# [Aim of the task]
Leave out the pictures and reproduce all of the data exactly.
**** Working data ****
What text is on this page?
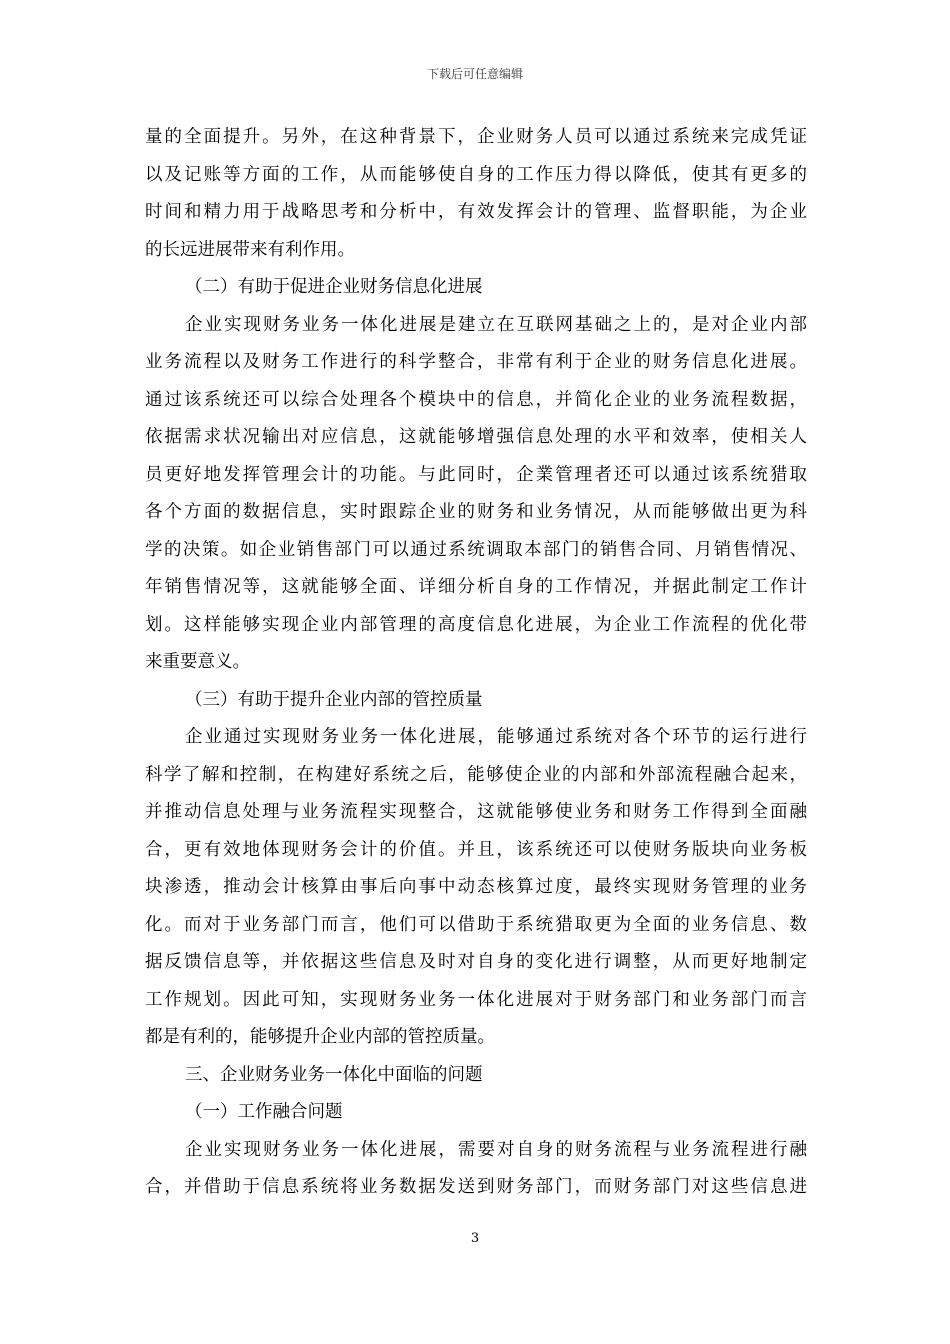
下载后可任意编辑
量的全面提升。另外，在这种背景下，企业财务人员可以通过系统来完成凭证
以及记账等方面的工作，从而能够使自身的工作压力得以降低，使其有更多的
时间和精力用于战略思考和分析中，有效发挥会计的管理、监督职能，为企业
的长远进展带来有利作用。
（二）有助于促进企业财务信息化进展
企业实现财务业务一体化进展是建立在互联网基础之上的，是对企业内部
业务流程以及财务工作进行的科学整合，非常有利于企业的财务信息化进展。
通过该系统还可以综合处理各个模块中的信息，并简化企业的业务流程数据，
依据需求状况输出对应信息，这就能够增强信息处理的水平和效率，使相关人
员更好地发挥管理会计的功能。与此同时，企業管理者还可以通过该系统猎取
各个方面的数据信息，实时跟踪企业的财务和业务情况，从而能够做出更为科
学的决策。如企业销售部门可以通过系统调取本部门的销售合同、月销售情况、
年销售情况等，这就能够全面、详细分析自身的工作情况，并据此制定工作计
划。这样能够实现企业内部管理的高度信息化进展，为企业工作流程的优化带
来重要意义。
（三）有助于提升企业内部的管控质量
企业通过实现财务业务一体化进展，能够通过系统对各个环节的运行进行
科学了解和控制，在构建好系统之后，能够使企业的内部和外部流程融合起来，
并推动信息处理与业务流程实现整合，这就能够使业务和财务工作得到全面融
合，更有效地体现财务会计的价值。并且，该系统还可以使财务版块向业务板
块渗透，推动会计核算由事后向事中动态核算过度，最终实现财务管理的业务
化。而对于业务部门而言，他们可以借助于系统猎取更为全面的业务信息、数
据反馈信息等，并依据这些信息及时对自身的变化进行调整，从而更好地制定
工作规划。因此可知，实现财务业务一体化进展对于财务部门和业务部门而言
都是有利的，能够提升企业内部的管控质量。
三、企业财务业务一体化中面临的问题
（一）工作融合问题
企业实现财务业务一体化进展，需要对自身的财务流程与业务流程进行融
合，并借助于信息系统将业务数据发送到财务部门，而财务部门对这些信息进
3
****
# [Finished task]
What text is on this page?
下载后可任意编辑
量的全面提升。另外，在这种背景下，企业财务人员可以通过系统来完成凭证
以及记账等方面的工作，从而能够使自身的工作压力得以降低，使其有更多的
时间和精力用于战略思考和分析中，有效发挥会计的管理、监督职能，为企业
的长远进展带来有利作用。
（二）有助于促进企业财务信息化进展
企业实现财务业务一体化进展是建立在互联网基础之上的，是对企业内部
业务流程以及财务工作进行的科学整合，非常有利于企业的财务信息化进展。
通过该系统还可以综合处理各个模块中的信息，并简化企业的业务流程数据，
依据需求状况输出对应信息，这就能够增强信息处理的水平和效率，使相关人
员更好地发挥管理会计的功能。与此同时，企業管理者还可以通过该系统猎取
各个方面的数据信息，实时跟踪企业的财务和业务情况，从而能够做出更为科
学的决策。如企业销售部门可以通过系统调取本部门的销售合同、月销售情况、
年销售情况等，这就能够全面、详细分析自身的工作情况，并据此制定工作计
划。这样能够实现企业内部管理的高度信息化进展，为企业工作流程的优化带
来重要意义。
（三）有助于提升企业内部的管控质量
企业通过实现财务业务一体化进展，能够通过系统对各个环节的运行进行
科学了解和控制，在构建好系统之后，能够使企业的内部和外部流程融合起来，
并推动信息处理与业务流程实现整合，这就能够使业务和财务工作得到全面融
合，更有效地体现财务会计的价值。并且，该系统还可以使财务版块向业务板
块渗透，推动会计核算由事后向事中动态核算过度，最终实现财务管理的业务
化。而对于业务部门而言，他们可以借助于系统猎取更为全面的业务信息、数
据反馈信息等，并依据这些信息及时对自身的变化进行调整，从而更好地制定
工作规划。因此可知，实现财务业务一体化进展对于财务部门和业务部门而言
都是有利的，能够提升企业内部的管控质量。
三、企业财务业务一体化中面临的问题
（一）工作融合问题
企业实现财务业务一体化进展，需要对自身的财务流程与业务流程进行融
合，并借助于信息系统将业务数据发送到财务部门，而财务部门对这些信息进
3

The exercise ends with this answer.